Leave out the pictures and repeat the rest of the material exactly.
BEGIN DATA FOR THIS TASK
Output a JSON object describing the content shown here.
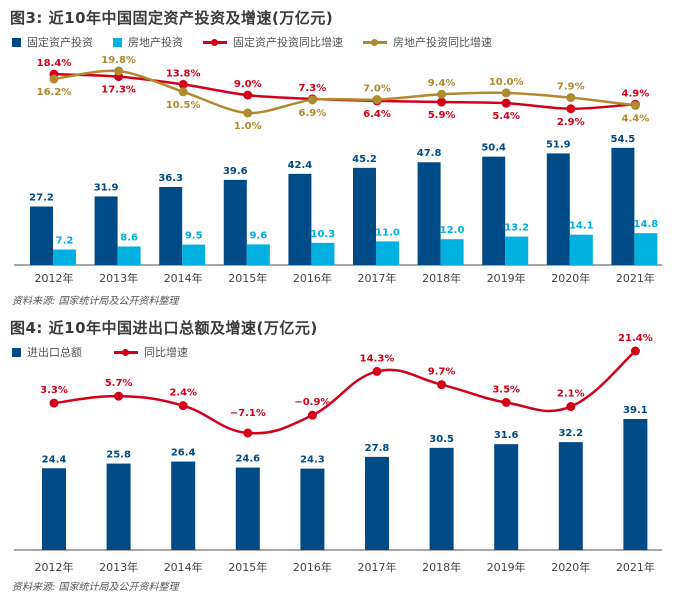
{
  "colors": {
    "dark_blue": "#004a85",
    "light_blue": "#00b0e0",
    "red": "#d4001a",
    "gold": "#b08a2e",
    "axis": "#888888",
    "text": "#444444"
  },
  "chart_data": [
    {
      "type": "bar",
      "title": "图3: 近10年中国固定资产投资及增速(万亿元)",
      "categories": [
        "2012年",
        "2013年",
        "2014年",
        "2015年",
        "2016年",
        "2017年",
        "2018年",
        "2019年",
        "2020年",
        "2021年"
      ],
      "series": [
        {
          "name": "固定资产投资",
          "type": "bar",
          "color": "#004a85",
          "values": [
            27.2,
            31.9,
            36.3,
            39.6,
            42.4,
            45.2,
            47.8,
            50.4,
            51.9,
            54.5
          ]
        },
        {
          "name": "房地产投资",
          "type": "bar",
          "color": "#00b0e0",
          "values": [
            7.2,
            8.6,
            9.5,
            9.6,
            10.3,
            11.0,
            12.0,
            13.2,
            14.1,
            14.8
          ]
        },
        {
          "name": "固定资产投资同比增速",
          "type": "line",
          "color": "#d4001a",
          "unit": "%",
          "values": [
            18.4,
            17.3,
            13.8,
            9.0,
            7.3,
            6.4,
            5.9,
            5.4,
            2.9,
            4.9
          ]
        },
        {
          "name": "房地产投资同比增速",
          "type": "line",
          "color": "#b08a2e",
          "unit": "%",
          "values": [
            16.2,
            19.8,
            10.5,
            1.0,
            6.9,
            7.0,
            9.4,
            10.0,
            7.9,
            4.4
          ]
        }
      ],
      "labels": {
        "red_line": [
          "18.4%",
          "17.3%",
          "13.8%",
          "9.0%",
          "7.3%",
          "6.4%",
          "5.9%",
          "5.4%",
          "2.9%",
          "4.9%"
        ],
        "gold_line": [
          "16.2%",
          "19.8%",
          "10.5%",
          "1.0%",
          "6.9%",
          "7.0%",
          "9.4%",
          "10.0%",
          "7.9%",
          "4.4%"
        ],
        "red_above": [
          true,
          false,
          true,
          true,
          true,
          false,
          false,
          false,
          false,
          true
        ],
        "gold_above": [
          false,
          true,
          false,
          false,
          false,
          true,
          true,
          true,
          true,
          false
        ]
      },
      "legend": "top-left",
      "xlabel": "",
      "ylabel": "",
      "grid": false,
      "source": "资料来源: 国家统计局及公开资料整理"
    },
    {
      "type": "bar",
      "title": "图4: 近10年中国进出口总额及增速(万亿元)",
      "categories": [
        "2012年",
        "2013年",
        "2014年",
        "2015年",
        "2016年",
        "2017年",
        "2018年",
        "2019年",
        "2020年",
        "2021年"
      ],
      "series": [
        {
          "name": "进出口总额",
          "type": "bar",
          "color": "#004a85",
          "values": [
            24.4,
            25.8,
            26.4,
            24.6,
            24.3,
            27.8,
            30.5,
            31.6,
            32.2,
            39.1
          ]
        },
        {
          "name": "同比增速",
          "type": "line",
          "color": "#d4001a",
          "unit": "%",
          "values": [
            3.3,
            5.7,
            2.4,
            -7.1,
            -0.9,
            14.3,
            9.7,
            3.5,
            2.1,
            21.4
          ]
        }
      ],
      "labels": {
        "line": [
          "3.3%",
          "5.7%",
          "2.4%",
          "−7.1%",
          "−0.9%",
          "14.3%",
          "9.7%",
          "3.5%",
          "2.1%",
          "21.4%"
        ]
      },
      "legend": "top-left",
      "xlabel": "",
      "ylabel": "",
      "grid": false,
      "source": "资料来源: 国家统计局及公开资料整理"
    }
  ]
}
END DATA FOR THIS TASK
RESPONSE >>
Output a JSON object describing the content shown here.
{
  "colors": {
    "dark_blue": "#004a85",
    "light_blue": "#00b0e0",
    "red": "#d4001a",
    "gold": "#b08a2e",
    "axis": "#888888",
    "text": "#444444"
  },
  "chart_data": [
    {
      "type": "bar",
      "title": "图3: 近10年中国固定资产投资及增速(万亿元)",
      "categories": [
        "2012年",
        "2013年",
        "2014年",
        "2015年",
        "2016年",
        "2017年",
        "2018年",
        "2019年",
        "2020年",
        "2021年"
      ],
      "series": [
        {
          "name": "固定资产投资",
          "type": "bar",
          "color": "#004a85",
          "values": [
            27.2,
            31.9,
            36.3,
            39.6,
            42.4,
            45.2,
            47.8,
            50.4,
            51.9,
            54.5
          ]
        },
        {
          "name": "房地产投资",
          "type": "bar",
          "color": "#00b0e0",
          "values": [
            7.2,
            8.6,
            9.5,
            9.6,
            10.3,
            11.0,
            12.0,
            13.2,
            14.1,
            14.8
          ]
        },
        {
          "name": "固定资产投资同比增速",
          "type": "line",
          "color": "#d4001a",
          "unit": "%",
          "values": [
            18.4,
            17.3,
            13.8,
            9.0,
            7.3,
            6.4,
            5.9,
            5.4,
            2.9,
            4.9
          ]
        },
        {
          "name": "房地产投资同比增速",
          "type": "line",
          "color": "#b08a2e",
          "unit": "%",
          "values": [
            16.2,
            19.8,
            10.5,
            1.0,
            6.9,
            7.0,
            9.4,
            10.0,
            7.9,
            4.4
          ]
        }
      ],
      "labels": {
        "red_line": [
          "18.4%",
          "17.3%",
          "13.8%",
          "9.0%",
          "7.3%",
          "6.4%",
          "5.9%",
          "5.4%",
          "2.9%",
          "4.9%"
        ],
        "gold_line": [
          "16.2%",
          "19.8%",
          "10.5%",
          "1.0%",
          "6.9%",
          "7.0%",
          "9.4%",
          "10.0%",
          "7.9%",
          "4.4%"
        ],
        "red_above": [
          true,
          false,
          true,
          true,
          true,
          false,
          false,
          false,
          false,
          true
        ],
        "gold_above": [
          false,
          true,
          false,
          false,
          false,
          true,
          true,
          true,
          true,
          false
        ]
      },
      "legend": "top-left",
      "xlabel": "",
      "ylabel": "",
      "grid": false,
      "source": "资料来源: 国家统计局及公开资料整理"
    },
    {
      "type": "bar",
      "title": "图4: 近10年中国进出口总额及增速(万亿元)",
      "categories": [
        "2012年",
        "2013年",
        "2014年",
        "2015年",
        "2016年",
        "2017年",
        "2018年",
        "2019年",
        "2020年",
        "2021年"
      ],
      "series": [
        {
          "name": "进出口总额",
          "type": "bar",
          "color": "#004a85",
          "values": [
            24.4,
            25.8,
            26.4,
            24.6,
            24.3,
            27.8,
            30.5,
            31.6,
            32.2,
            39.1
          ]
        },
        {
          "name": "同比增速",
          "type": "line",
          "color": "#d4001a",
          "unit": "%",
          "values": [
            3.3,
            5.7,
            2.4,
            -7.1,
            -0.9,
            14.3,
            9.7,
            3.5,
            2.1,
            21.4
          ]
        }
      ],
      "labels": {
        "line": [
          "3.3%",
          "5.7%",
          "2.4%",
          "−7.1%",
          "−0.9%",
          "14.3%",
          "9.7%",
          "3.5%",
          "2.1%",
          "21.4%"
        ]
      },
      "legend": "top-left",
      "xlabel": "",
      "ylabel": "",
      "grid": false,
      "source": "资料来源: 国家统计局及公开资料整理"
    }
  ]
}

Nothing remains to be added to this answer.